WORK INSTRUCTIONS -
Turn the stretch of data from the line containing "Patent image size: (906, 1389)." through the line containing "The snap lock groove 53 is at (356, 338).", both included, into a numbered list, dropping any blank lines.
==*==
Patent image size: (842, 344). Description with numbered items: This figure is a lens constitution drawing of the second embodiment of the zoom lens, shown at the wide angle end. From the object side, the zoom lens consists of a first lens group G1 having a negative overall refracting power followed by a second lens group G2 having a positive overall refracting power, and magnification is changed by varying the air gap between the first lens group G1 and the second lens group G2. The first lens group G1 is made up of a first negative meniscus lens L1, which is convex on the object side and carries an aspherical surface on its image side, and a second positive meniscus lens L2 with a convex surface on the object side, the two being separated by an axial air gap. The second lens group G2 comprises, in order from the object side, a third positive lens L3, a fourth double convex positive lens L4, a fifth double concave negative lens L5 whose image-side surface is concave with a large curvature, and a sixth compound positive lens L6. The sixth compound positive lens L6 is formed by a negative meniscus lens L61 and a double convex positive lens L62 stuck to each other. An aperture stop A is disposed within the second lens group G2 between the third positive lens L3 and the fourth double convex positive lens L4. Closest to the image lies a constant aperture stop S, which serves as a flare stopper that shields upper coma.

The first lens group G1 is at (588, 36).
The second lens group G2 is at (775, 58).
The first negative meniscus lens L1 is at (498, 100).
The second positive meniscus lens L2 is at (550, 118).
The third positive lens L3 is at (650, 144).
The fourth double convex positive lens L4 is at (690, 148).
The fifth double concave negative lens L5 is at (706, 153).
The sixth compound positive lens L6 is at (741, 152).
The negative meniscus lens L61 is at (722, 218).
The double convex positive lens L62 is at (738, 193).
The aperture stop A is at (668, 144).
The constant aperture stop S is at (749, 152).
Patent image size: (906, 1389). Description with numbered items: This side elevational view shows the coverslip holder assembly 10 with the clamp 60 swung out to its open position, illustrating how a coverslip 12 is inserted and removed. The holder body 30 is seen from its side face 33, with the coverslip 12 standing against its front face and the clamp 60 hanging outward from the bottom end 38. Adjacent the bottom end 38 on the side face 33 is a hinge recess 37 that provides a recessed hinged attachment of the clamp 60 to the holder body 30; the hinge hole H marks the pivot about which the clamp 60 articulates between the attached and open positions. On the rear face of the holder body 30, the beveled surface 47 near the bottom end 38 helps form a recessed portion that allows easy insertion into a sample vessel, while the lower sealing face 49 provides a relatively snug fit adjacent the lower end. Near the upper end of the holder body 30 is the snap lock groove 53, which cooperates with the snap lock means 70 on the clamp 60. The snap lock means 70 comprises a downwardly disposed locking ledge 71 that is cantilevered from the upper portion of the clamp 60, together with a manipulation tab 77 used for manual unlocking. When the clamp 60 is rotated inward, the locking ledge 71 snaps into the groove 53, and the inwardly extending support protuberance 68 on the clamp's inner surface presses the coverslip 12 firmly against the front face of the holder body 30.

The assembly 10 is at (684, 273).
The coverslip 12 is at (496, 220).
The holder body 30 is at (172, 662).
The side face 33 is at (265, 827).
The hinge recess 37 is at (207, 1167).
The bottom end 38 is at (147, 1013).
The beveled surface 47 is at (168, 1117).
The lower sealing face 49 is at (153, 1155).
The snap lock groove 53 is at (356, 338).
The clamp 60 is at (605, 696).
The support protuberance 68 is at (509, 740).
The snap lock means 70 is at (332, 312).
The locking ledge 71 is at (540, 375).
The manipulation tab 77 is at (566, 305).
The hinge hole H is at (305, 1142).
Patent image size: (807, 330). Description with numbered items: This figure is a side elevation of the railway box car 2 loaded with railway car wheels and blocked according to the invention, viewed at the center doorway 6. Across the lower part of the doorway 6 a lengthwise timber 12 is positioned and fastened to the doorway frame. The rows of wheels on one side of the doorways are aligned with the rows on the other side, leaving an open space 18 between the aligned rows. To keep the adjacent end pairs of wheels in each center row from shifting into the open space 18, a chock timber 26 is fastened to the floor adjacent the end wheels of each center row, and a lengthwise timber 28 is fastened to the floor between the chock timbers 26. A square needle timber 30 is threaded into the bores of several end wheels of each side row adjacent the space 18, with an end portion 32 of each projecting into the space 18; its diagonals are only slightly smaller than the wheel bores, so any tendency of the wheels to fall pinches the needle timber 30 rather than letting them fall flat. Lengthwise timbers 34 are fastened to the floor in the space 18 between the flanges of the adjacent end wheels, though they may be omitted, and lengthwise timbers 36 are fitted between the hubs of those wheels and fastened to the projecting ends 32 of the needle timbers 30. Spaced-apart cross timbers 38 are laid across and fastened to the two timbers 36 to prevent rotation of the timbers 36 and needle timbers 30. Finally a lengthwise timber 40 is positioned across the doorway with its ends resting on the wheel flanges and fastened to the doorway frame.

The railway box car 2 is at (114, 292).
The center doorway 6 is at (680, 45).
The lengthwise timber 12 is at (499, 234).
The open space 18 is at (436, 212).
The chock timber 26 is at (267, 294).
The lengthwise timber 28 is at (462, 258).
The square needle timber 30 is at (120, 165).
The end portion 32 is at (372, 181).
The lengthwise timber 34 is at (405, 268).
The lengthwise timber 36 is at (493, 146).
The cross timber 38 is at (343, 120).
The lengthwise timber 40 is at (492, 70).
==*==
REPLY -
1. Patent image size: (906, 1389). Description with numbered items: This side elevational view shows the coverslip holder assembly 10 with the clamp 60 swung out to its open position, illustrating how a coverslip 12 is inserted and removed. The holder body 30 is seen from its side face 33, with the coverslip 12 standing against its front face and the clamp 60 hanging outward from the bottom end 38. Adjacent the bottom end 38 on the side face 33 is a hinge recess 37 that provides a recessed hinged attachment of the clamp 60 to the holder body 30; the hinge hole H marks the pivot about which the clamp 60 articulates between the attached and open positions. On the rear face of the holder body 30, the beveled surface 47 near the bottom end 38 helps form a recessed portion that allows easy insertion into a sample vessel, while the lower sealing face 49 provides a relatively snug fit adjacent the lower end. Near the upper end of the holder body 30 is the snap lock groove 53, which cooperates with the snap lock means 70 on the clamp 60. The snap lock means 70 comprises a downwardly disposed locking ledge 71 that is cantilevered from the upper portion of the clamp 60, together with a manipulation tab 77 used for manual unlocking. When the clamp 60 is rotated inward, the locking ledge 71 snaps into the groove 53, and the inwardly extending support protuberance 68 on the clamp's inner surface presses the coverslip 12 firmly against the front face of the holder body 30.
2. The assembly 10 is at (684, 273).
3. The coverslip 12 is at (496, 220).
4. The holder body 30 is at (172, 662).
5. The side face 33 is at (265, 827).
6. The hinge recess 37 is at (207, 1167).
7. The bottom end 38 is at (147, 1013).
8. The beveled surface 47 is at (168, 1117).
9. The lower sealing face 49 is at (153, 1155).
10. The snap lock groove 53 is at (356, 338).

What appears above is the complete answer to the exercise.